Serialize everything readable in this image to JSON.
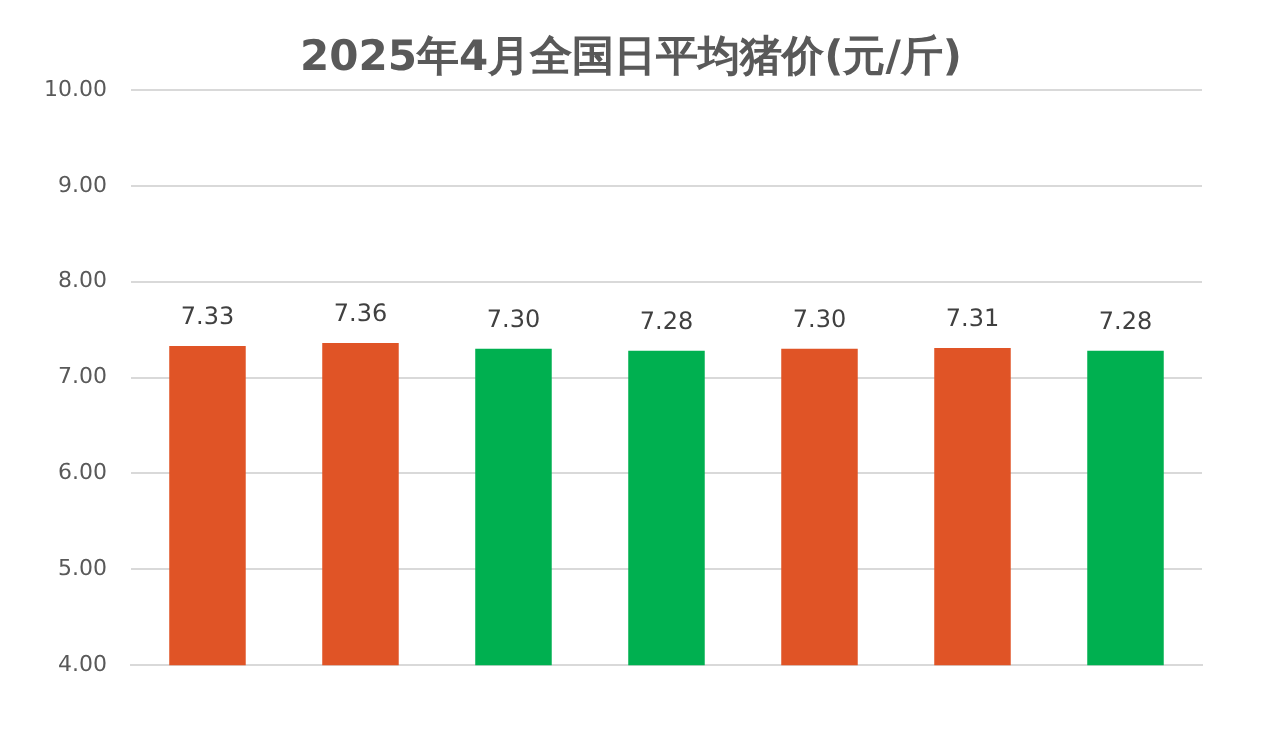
{
  "chart_data": {
    "type": "bar",
    "title": "2025年4月全国日平均猪价(元/斤)",
    "categories": [
      null,
      null,
      null,
      null,
      null,
      null,
      null
    ],
    "values": [
      7.33,
      7.36,
      7.3,
      7.28,
      7.3,
      7.31,
      7.28
    ],
    "colors": [
      "#e05426",
      "#e05426",
      "#00b050",
      "#00b050",
      "#e05426",
      "#e05426",
      "#00b050"
    ],
    "ylim": [
      4,
      10
    ],
    "yticks": [
      {
        "value": 4,
        "label": "4.00"
      },
      {
        "value": 5,
        "label": "5.00"
      },
      {
        "value": 6,
        "label": "6.00"
      },
      {
        "value": 7,
        "label": "7.00"
      },
      {
        "value": 8,
        "label": "8.00"
      },
      {
        "value": 9,
        "label": "9.00"
      },
      {
        "value": 10,
        "label": "10.00"
      }
    ],
    "value_labels": [
      "7.33",
      "7.36",
      "7.30",
      "7.28",
      "7.30",
      "7.31",
      "7.28"
    ],
    "grid": "y"
  }
}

________________________

Print each entry shown above with exact wording and no pictures.

Serialize everything readable in this image to JSON.
{
  "chart_data": {
    "type": "bar",
    "title": "2025年4月全国日平均猪价(元/斤)",
    "categories": [
      null,
      null,
      null,
      null,
      null,
      null,
      null
    ],
    "values": [
      7.33,
      7.36,
      7.3,
      7.28,
      7.3,
      7.31,
      7.28
    ],
    "colors": [
      "#e05426",
      "#e05426",
      "#00b050",
      "#00b050",
      "#e05426",
      "#e05426",
      "#00b050"
    ],
    "ylim": [
      4,
      10
    ],
    "yticks": [
      {
        "value": 4,
        "label": "4.00"
      },
      {
        "value": 5,
        "label": "5.00"
      },
      {
        "value": 6,
        "label": "6.00"
      },
      {
        "value": 7,
        "label": "7.00"
      },
      {
        "value": 8,
        "label": "8.00"
      },
      {
        "value": 9,
        "label": "9.00"
      },
      {
        "value": 10,
        "label": "10.00"
      }
    ],
    "value_labels": [
      "7.33",
      "7.36",
      "7.30",
      "7.28",
      "7.30",
      "7.31",
      "7.28"
    ],
    "grid": "y"
  }
}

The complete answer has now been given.